### Work to complete
The material below should be written out in full and exactly; pictures stay out of the copy.

### Data provided
****************************************

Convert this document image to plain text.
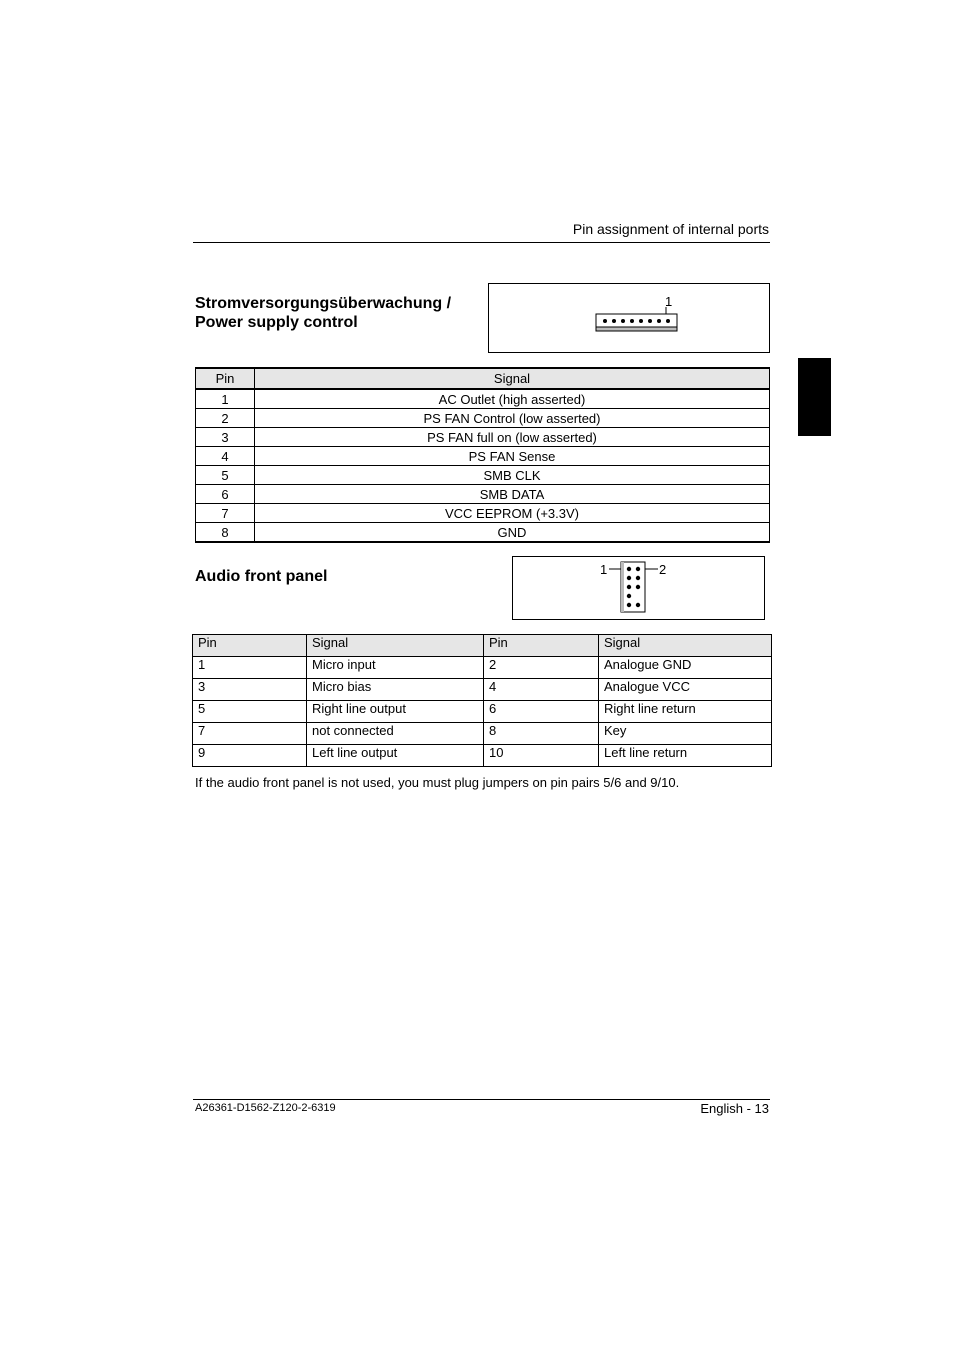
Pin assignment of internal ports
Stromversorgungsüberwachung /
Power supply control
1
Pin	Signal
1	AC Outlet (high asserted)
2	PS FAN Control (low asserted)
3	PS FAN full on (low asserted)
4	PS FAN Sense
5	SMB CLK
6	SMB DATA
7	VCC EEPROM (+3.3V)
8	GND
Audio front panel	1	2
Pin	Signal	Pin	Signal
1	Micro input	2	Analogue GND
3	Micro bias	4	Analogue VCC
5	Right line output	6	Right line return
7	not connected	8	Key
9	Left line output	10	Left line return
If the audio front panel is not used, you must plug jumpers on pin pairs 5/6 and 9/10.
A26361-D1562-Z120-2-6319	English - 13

****************************************

### Solution to this exercise
Convert this document image to plain text.
Pin assignment of internal ports
Stromversorgungsüberwachung /
Power supply control
1
Pin	Signal
1	AC Outlet (high asserted)
2	PS FAN Control (low asserted)
3	PS FAN full on (low asserted)
4	PS FAN Sense
5	SMB CLK
6	SMB DATA
7	VCC EEPROM (+3.3V)
8	GND
Audio front panel	1	2
Pin	Signal	Pin	Signal
1	Micro input	2	Analogue GND
3	Micro bias	4	Analogue VCC
5	Right line output	6	Right line return
7	not connected	8	Key
9	Left line output	10	Left line return
If the audio front panel is not used, you must plug jumpers on pin pairs 5/6 and 9/10.
A26361-D1562-Z120-2-6319	English - 13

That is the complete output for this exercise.